BEGIN Available data
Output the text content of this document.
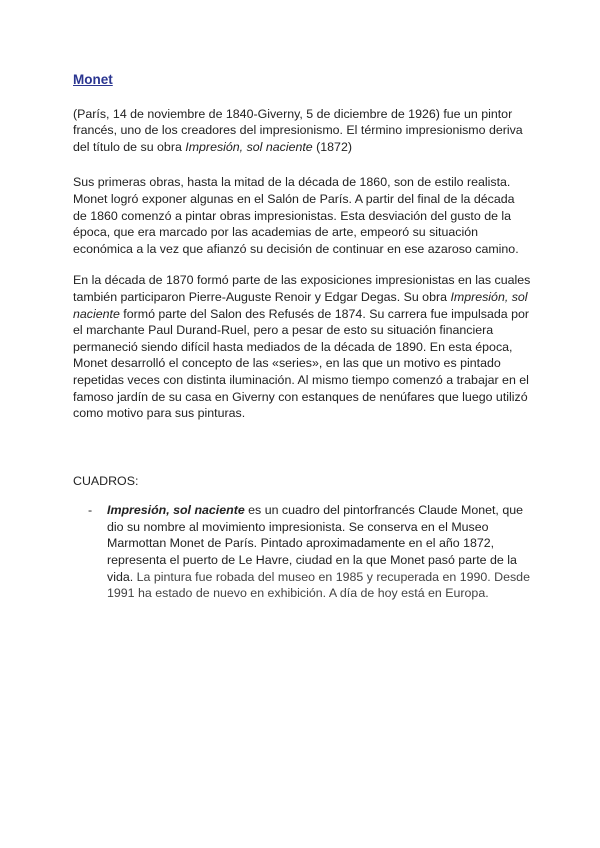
Monet

(París, 14 de noviembre de 1840-Giverny, 5 de diciembre de 1926) fue un pintor francés, uno de los creadores del impresionismo. El término impresionismo deriva del título de su obra Impresión, sol naciente (1872)

Sus primeras obras, hasta la mitad de la década de 1860, son de estilo realista. Monet logró exponer algunas en el Salón de París. A partir del final de la década de 1860 comenzó a pintar obras impresionistas. Esta desviación del gusto de la época, que era marcado por las academias de arte, empeoró su situación económica a la vez que afianzó su decisión de continuar en ese azaroso camino.

En la década de 1870 formó parte de las exposiciones impresionistas en las cuales también participaron Pierre-Auguste Renoir y Edgar Degas. Su obra Impresión, sol naciente formó parte del Salon des Refusés de 1874. Su carrera fue impulsada por el marchante Paul Durand-Ruel, pero a pesar de esto su situación financiera permaneció siendo difícil hasta mediados de la década de 1890. En esta época, Monet desarrolló el concepto de las «series», en las que un motivo es pintado repetidas veces con distinta iluminación. Al mismo tiempo comenzó a trabajar en el famoso jardín de su casa en Giverny con estanques de nenúfares que luego utilizó como motivo para sus pinturas.

CUADROS:
- Impresión, sol naciente es un cuadro del pintorfrancés Claude Monet, que dio su nombre al movimiento impresionista. Se conserva en el Museo Marmottan Monet de París. Pintado aproximadamente en el año 1872, representa el puerto de Le Havre, ciudad en la que Monet pasó parte de la vida. La pintura fue robada del museo en 1985 y recuperada en 1990. Desde 1991 ha estado de nuevo en exhibición. A día de hoy está en Europa.
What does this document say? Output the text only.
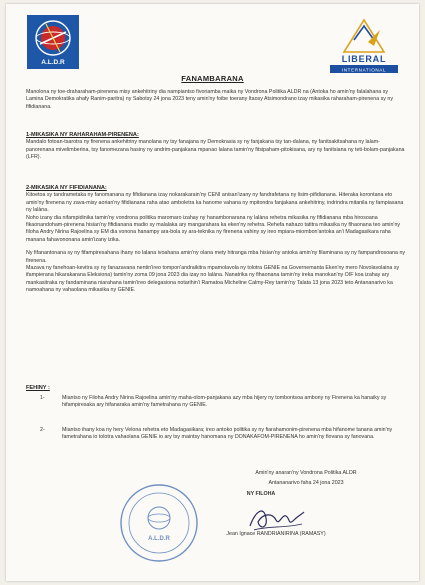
A.L.D.R	LIBERAL
INTERNATIONAL
FANAMBARANA

Manolona ny toe-draharaham-pirenena misy ankehitriny dia nampiantso fivoriamba maika ny Vondrona Politika ALDR na (Antoka ho amin'ny falalahana sy Lamina Demokratika ahafy Ranim-paritra) ny Sabotsy 24 jona 2023 teny amin'ny foibe toerany Itaosy Atsimondrano izay mikasika raharaham-pirenena sy ny fifidianana.

1-MIKASIKA NY RAHARAHAM-PIRENENA:

Mandalo fotoan-tsarotra ny firenena ankehitriny manolana ny tsy fanajana ny Demokrasia sy ny fanjakana tsy tan-dalana, ny fanitsakitsahana ny lalam-panorenana mivelimberina, tsy fanomezana hasiny ny andrim-panjakana mpanao lalana tamin'ny fitsipaham-pitokisana, ary ny fanitsiana ny teti-bolam-panjakana (LFR).

2-MIKASIKA NY FIFIDIANANA:

Kitoetoa sy tandrametaka ny fanomanana ny fifidianana izay nokarakarain'ny CENI anisan'izany ny fandrafetana ny lisim-pifidianana. Hiteraka korontana eto amin'ny firenena ny zava-misy aorian'ny fifidianana raha atao amboletra ka hanome vahana ny mpitondra fanjakana ankehitriny, indrindra mitanila ny fampiasana ny lalàna.

Noho izany dia nifampidinika tamin'ny vondrona politika maromaro izahay ny hanambonarana ny lalàna rehetra mikasika ny fifidianana mba hirosoana fikaonandoham-pirenena hisian'ny fifidianana madio sy malalaka ary mangarahara ka eken'ny rehetra. Rehefa nahazo tatitra mikasika ny fihaonana teo amin'ny filoha Andry Nirina Rajoelina sy EM dia vonona hanampy ara-bola sy ara-teknika ny firenena vahiny sy ireo mpiara-miombon'antoka an'i Madagasikara raha manana fahavononana amin'izany izika.

Ny fifanantonana sy ny fifampiresahana ihany no lalana ivoahana amin'ny olana mety hitranga mba hisian'ny antoka amin'ny filaminana sy ny fampandrosoana ny firenena.

Mazava ny fanehoan-kevitra sy ny fanazavana nentin'ireo tompon'andraikitra mpamolavola ny tolotra GENIE na Governemanta Eken'ny mero Novolavolaina sy ifampierana hikarakarana Eleksiona) tamin'ny zoma 09 jona 2023 dia izay no lalàna. Nanatrika ny fihaonana tamin'ny ireka manokan'ny OIF koa izahay ary mankasitraka ny fandaminana niarahana tamin'ireo delegasiona notarihin'i Ramatoa Micheline Calmy-Rey tamin'ny Talata 13 jona 2023 teto Antananarivo ka namoahana ny vahaolana mikasika ny GENIE.

FEHINY :

1-	Miantso ny Filoha Andry Nirina Rajoelina amin'ny maha-olom-panjakana azy mba hijery ny tombontsoa ambony ny Firenena ka hanaiky sy hifampiresaka ary hifanaraka amin'ny fametrahana ny GENIE.
2-	Miantso ihany koa ny hery Velona rehetra eto Madagasikara; ireo antoko politika sy ny fiarahamonim-pirenena mba hifanome tanana amin'ny fametrahana io tolotra vahaolana GENIE io ary tsy maintsy hanomana ny DONAKAFOM-PIRENENA ho amin'ny fiovana sy fanovana.
Amin'ny anaran'ny Vondrona Politika ALDR
Antananarivo faha 24 jona 2023
NY FILOHA
A.L.D.R
Jean Ignace RANDRIANIRINA (RAMASY)
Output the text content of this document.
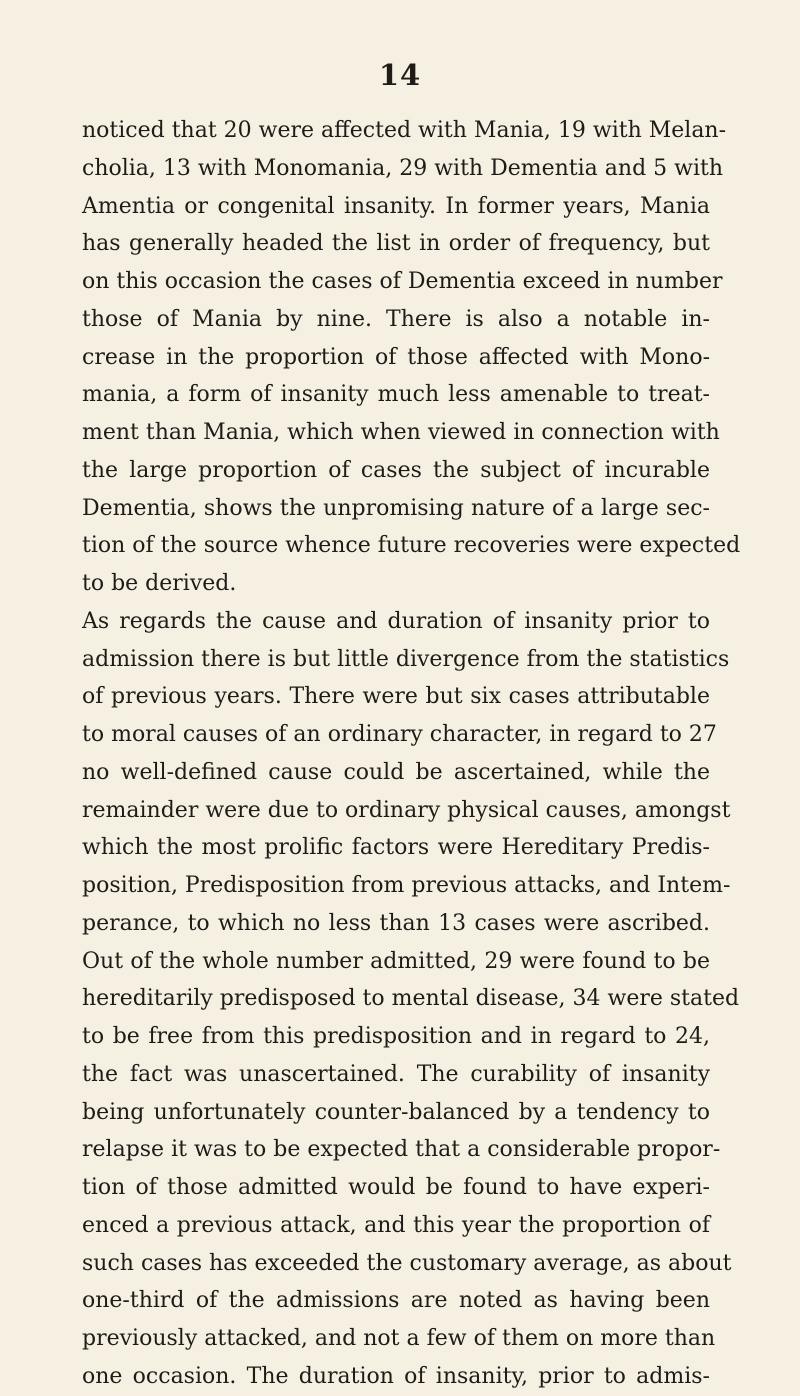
14
noticed that 20 were affected with Mania, 19 with Melan-
cholia, 13 with Monomania, 29 with Dementia and 5 with
Amentia or congenital insanity. In former years, Mania
has generally headed the list in order of frequency, but
on this occasion the cases of Dementia exceed in number
those of Mania by nine. There is also a notable in-
crease in the proportion of those affected with Mono-
mania, a form of insanity much less amenable to treat-
ment than Mania, which when viewed in connection with
the large proportion of cases the subject of incurable
Dementia, shows the unpromising nature of a large sec-
tion of the source whence future recoveries were expected
to be derived.
As regards the cause and duration of insanity prior to
admission there is but little divergence from the statistics
of previous years. There were but six cases attributable
to moral causes of an ordinary character, in regard to 27
no well-defined cause could be ascertained, while the
remainder were due to ordinary physical causes, amongst
which the most prolific factors were Hereditary Predis-
position, Predisposition from previous attacks, and Intem-
perance, to which no less than 13 cases were ascribed.
Out of the whole number admitted, 29 were found to be
hereditarily predisposed to mental disease, 34 were stated
to be free from this predisposition and in regard to 24,
the fact was unascertained. The curability of insanity
being unfortunately counter-balanced by a tendency to
relapse it was to be expected that a considerable propor-
tion of those admitted would be found to have experi-
enced a previous attack, and this year the proportion of
such cases has exceeded the customary average, as about
one-third of the admissions are noted as having been
previously attacked, and not a few of them on more than
one occasion. The duration of insanity, prior to admis-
END Available data
=== What you will do ===
Images in the records should not be copied. Repeat all the rest exactly.

=== Solution to this problem ===
Output the text content of this document.
Monet

(París, 14 de noviembre de 1840-Giverny, 5 de diciembre de 1926) fue un pintor francés, uno de los creadores del impresionismo. El término impresionismo deriva del título de su obra Impresión, sol naciente (1872)

Sus primeras obras, hasta la mitad de la década de 1860, son de estilo realista. Monet logró exponer algunas en el Salón de París. A partir del final de la década de 1860 comenzó a pintar obras impresionistas. Esta desviación del gusto de la época, que era marcado por las academias de arte, empeoró su situación económica a la vez que afianzó su decisión de continuar en ese azaroso camino.

En la década de 1870 formó parte de las exposiciones impresionistas en las cuales también participaron Pierre-Auguste Renoir y Edgar Degas. Su obra Impresión, sol naciente formó parte del Salon des Refusés de 1874. Su carrera fue impulsada por el marchante Paul Durand-Ruel, pero a pesar de esto su situación financiera permaneció siendo difícil hasta mediados de la década de 1890. En esta época, Monet desarrolló el concepto de las «series», en las que un motivo es pintado repetidas veces con distinta iluminación. Al mismo tiempo comenzó a trabajar en el famoso jardín de su casa en Giverny con estanques de nenúfares que luego utilizó como motivo para sus pinturas.

CUADROS:
- Impresión, sol naciente es un cuadro del pintorfrancés Claude Monet, que dio su nombre al movimiento impresionista. Se conserva en el Museo Marmottan Monet de París. Pintado aproximadamente en el año 1872, representa el puerto de Le Havre, ciudad en la que Monet pasó parte de la vida. La pintura fue robada del museo en 1985 y recuperada en 1990. Desde 1991 ha estado de nuevo en exhibición. A día de hoy está en Europa.
What does this document say? Output the text only.
A.L.D.R	LIBERAL
INTERNATIONAL
FANAMBARANA

Manolona ny toe-draharaham-pirenena misy ankehitriny dia nampiantso fivoriamba maika ny Vondrona Politika ALDR na (Antoka ho amin'ny falalahana sy Lamina Demokratika ahafy Ranim-paritra) ny Sabotsy 24 jona 2023 teny amin'ny foibe toerany Itaosy Atsimondrano izay mikasika raharaham-pirenena sy ny fifidianana.

1-MIKASIKA NY RAHARAHAM-PIRENENA:

Mandalo fotoan-tsarotra ny firenena ankehitriny manolana ny tsy fanajana ny Demokrasia sy ny fanjakana tsy tan-dalana, ny fanitsakitsahana ny lalam-panorenana mivelimberina, tsy fanomezana hasiny ny andrim-panjakana mpanao lalana tamin'ny fitsipaham-pitokisana, ary ny fanitsiana ny teti-bolam-panjakana (LFR).

2-MIKASIKA NY FIFIDIANANA:

Kitoetoa sy tandrametaka ny fanomanana ny fifidianana izay nokarakarain'ny CENI anisan'izany ny fandrafetana ny lisim-pifidianana. Hiteraka korontana eto amin'ny firenena ny zava-misy aorian'ny fifidianana raha atao amboletra ka hanome vahana ny mpitondra fanjakana ankehitriny, indrindra mitanila ny fampiasana ny lalàna.

Noho izany dia nifampidinika tamin'ny vondrona politika maromaro izahay ny hanambonarana ny lalàna rehetra mikasika ny fifidianana mba hirosoana fikaonandoham-pirenena hisian'ny fifidianana madio sy malalaka ary mangarahara ka eken'ny rehetra. Rehefa nahazo tatitra mikasika ny fihaonana teo amin'ny filoha Andry Nirina Rajoelina sy EM dia vonona hanampy ara-bola sy ara-teknika ny firenena vahiny sy ireo mpiara-miombon'antoka an'i Madagasikara raha manana fahavononana amin'izany izika.

Ny fifanantonana sy ny fifampiresahana ihany no lalana ivoahana amin'ny olana mety hitranga mba hisian'ny antoka amin'ny filaminana sy ny fampandrosoana ny firenena.

Mazava ny fanehoan-kevitra sy ny fanazavana nentin'ireo tompon'andraikitra mpamolavola ny tolotra GENIE na Governemanta Eken'ny mero Novolavolaina sy ifampierana hikarakarana Eleksiona) tamin'ny zoma 09 jona 2023 dia izay no lalàna. Nanatrika ny fihaonana tamin'ny ireka manokan'ny OIF koa izahay ary mankasitraka ny fandaminana niarahana tamin'ireo delegasiona notarihin'i Ramatoa Micheline Calmy-Rey tamin'ny Talata 13 jona 2023 teto Antananarivo ka namoahana ny vahaolana mikasika ny GENIE.

FEHINY :

1-	Miantso ny Filoha Andry Nirina Rajoelina amin'ny maha-olom-panjakana azy mba hijery ny tombontsoa ambony ny Firenena ka hanaiky sy hifampiresaka ary hifanaraka amin'ny fametrahana ny GENIE.
2-	Miantso ihany koa ny hery Velona rehetra eto Madagasikara; ireo antoko politika sy ny fiarahamonim-pirenena mba hifanome tanana amin'ny fametrahana io tolotra vahaolana GENIE io ary tsy maintsy hanomana ny DONAKAFOM-PIRENENA ho amin'ny fiovana sy fanovana.
Amin'ny anaran'ny Vondrona Politika ALDR
Antananarivo faha 24 jona 2023
NY FILOHA
A.L.D.R
Jean Ignace RANDRIANIRINA (RAMASY)
Output the text content of this document.
14
noticed that 20 were affected with Mania, 19 with Melan-
cholia, 13 with Monomania, 29 with Dementia and 5 with
Amentia or congenital insanity. In former years, Mania
has generally headed the list in order of frequency, but
on this occasion the cases of Dementia exceed in number
those of Mania by nine. There is also a notable in-
crease in the proportion of those affected with Mono-
mania, a form of insanity much less amenable to treat-
ment than Mania, which when viewed in connection with
the large proportion of cases the subject of incurable
Dementia, shows the unpromising nature of a large sec-
tion of the source whence future recoveries were expected
to be derived.
As regards the cause and duration of insanity prior to
admission there is but little divergence from the statistics
of previous years. There were but six cases attributable
to moral causes of an ordinary character, in regard to 27
no well-defined cause could be ascertained, while the
remainder were due to ordinary physical causes, amongst
which the most prolific factors were Hereditary Predis-
position, Predisposition from previous attacks, and Intem-
perance, to which no less than 13 cases were ascribed.
Out of the whole number admitted, 29 were found to be
hereditarily predisposed to mental disease, 34 were stated
to be free from this predisposition and in regard to 24,
the fact was unascertained. The curability of insanity
being unfortunately counter-balanced by a tendency to
relapse it was to be expected that a considerable propor-
tion of those admitted would be found to have experi-
enced a previous attack, and this year the proportion of
such cases has exceeded the customary average, as about
one-third of the admissions are noted as having been
previously attacked, and not a few of them on more than
one occasion. The duration of insanity, prior to admis-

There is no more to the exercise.